> [Document]

Five Things You Can Do to Make America a Better Place Tomorrow (No Matter Who Wins)
Stop believing what you see on television and social media and start paying attention to local government and the U.S. Constitution
Tablet Magazine
Tablet Magazine
Tablet Magazine
Tablet Magazine
In our wise minds, we all know that U.S. politics as presented by legacy media operations is mostly make-believe. A performance put on by the folks in charge to keep us entertained. When a parent plays hide-and-seek with their kid, they loudly stomp around, telegraphing every move, pretending not to see that tiny foot poking out from behind the couch cushions. The child too knows the game, but they giggle anyway. American national politics is little different.
For infants and toddlers, a game of hide-and-seek can help build memory, social skills, and emotional control. In contrast, the imagination-play of American politics is a manipulative dead end with real-world stakes that we actively ignore. The reality is that we’ve all been lobotomized by our political “news” system, trained to believe U.S. governance is a freight train conducted only in Washington, D.C., and reported on by cake-faced “experts” in expensive studios in New York.
Our own lives are real enough, though. So here are five things American voters can do to build a better future in the next four years, regardless of the outcome of your doom-scrolling:
Number 1: Acknowledge and cultivate the simple truth that the president of the United States is not an elected monarch.

Spatial annotation entries
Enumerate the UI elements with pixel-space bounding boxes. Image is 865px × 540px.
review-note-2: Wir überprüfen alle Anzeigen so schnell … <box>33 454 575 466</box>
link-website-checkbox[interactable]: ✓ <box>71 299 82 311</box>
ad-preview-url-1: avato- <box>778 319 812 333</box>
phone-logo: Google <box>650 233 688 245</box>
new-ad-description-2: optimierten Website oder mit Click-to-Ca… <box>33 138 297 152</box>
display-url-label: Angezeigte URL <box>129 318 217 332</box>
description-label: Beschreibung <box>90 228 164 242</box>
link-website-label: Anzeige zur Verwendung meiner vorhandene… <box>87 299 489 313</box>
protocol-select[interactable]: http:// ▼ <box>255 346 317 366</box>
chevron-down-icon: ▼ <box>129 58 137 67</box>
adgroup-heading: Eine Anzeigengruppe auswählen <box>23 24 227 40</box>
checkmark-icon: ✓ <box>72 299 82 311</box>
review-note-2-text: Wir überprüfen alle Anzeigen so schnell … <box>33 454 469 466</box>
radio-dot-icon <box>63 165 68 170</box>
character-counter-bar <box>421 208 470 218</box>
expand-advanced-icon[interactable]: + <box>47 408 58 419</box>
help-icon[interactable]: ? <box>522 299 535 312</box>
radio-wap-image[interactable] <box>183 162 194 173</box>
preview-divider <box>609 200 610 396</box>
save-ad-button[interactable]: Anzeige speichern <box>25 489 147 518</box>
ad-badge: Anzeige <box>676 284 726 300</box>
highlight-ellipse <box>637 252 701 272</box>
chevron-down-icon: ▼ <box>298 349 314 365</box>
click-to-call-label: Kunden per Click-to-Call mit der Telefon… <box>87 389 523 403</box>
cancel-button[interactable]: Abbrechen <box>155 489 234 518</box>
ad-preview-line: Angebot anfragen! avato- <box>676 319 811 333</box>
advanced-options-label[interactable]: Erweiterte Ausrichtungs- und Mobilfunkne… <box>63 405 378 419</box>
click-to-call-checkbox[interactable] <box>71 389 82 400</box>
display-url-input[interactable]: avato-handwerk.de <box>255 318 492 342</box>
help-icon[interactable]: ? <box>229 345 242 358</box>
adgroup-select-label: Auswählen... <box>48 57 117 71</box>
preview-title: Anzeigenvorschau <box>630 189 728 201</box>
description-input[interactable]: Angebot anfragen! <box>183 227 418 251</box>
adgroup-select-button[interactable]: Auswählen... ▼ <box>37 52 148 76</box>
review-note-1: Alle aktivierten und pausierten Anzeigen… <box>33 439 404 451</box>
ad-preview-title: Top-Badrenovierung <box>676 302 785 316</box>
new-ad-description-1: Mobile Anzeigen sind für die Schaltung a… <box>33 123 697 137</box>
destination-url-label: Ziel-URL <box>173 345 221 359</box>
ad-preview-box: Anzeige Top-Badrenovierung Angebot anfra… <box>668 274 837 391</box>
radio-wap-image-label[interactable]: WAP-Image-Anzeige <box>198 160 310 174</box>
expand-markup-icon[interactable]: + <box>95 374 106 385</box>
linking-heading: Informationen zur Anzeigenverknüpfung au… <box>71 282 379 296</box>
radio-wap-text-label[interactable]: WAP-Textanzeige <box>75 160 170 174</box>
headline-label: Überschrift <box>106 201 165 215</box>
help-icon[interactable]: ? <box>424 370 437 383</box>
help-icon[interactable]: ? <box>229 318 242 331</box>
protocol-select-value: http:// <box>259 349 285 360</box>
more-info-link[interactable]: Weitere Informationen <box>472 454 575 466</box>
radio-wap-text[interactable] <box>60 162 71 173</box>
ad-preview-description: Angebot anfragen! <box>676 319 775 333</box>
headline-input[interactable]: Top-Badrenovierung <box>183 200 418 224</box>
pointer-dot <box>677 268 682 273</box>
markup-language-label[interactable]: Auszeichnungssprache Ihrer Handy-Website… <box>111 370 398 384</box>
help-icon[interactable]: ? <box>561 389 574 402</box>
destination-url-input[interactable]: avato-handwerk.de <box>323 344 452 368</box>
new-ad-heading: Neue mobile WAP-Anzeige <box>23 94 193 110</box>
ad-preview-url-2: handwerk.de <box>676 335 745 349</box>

> [What you will do]
**1)** According to the article, what can a game of hide-and-seek help infants and toddlers build? List them all.
**2)** Write out the rows without changes, starting at the first row and ending at the row that contains "chevron-down-icon: ▼ <box>129 58 137 67</box>".

> [Per-task outputs]
**1)** memory, social skills, emotional control

**2)**
Enumerate the UI elements with pixel-space bounding boxes. Image is 865px × 540px.
review-note-2: Wir überprüfen alle Anzeigen so schnell … <box>33 454 575 466</box>
link-website-checkbox[interactable]: ✓ <box>71 299 82 311</box>
ad-preview-url-1: avato- <box>778 319 812 333</box>
phone-logo: Google <box>650 233 688 245</box>
new-ad-description-2: optimierten Website oder mit Click-to-Ca… <box>33 138 297 152</box>
display-url-label: Angezeigte URL <box>129 318 217 332</box>
description-label: Beschreibung <box>90 228 164 242</box>
link-website-label: Anzeige zur Verwendung meiner vorhandene… <box>87 299 489 313</box>
protocol-select[interactable]: http:// ▼ <box>255 346 317 366</box>
chevron-down-icon: ▼ <box>129 58 137 67</box>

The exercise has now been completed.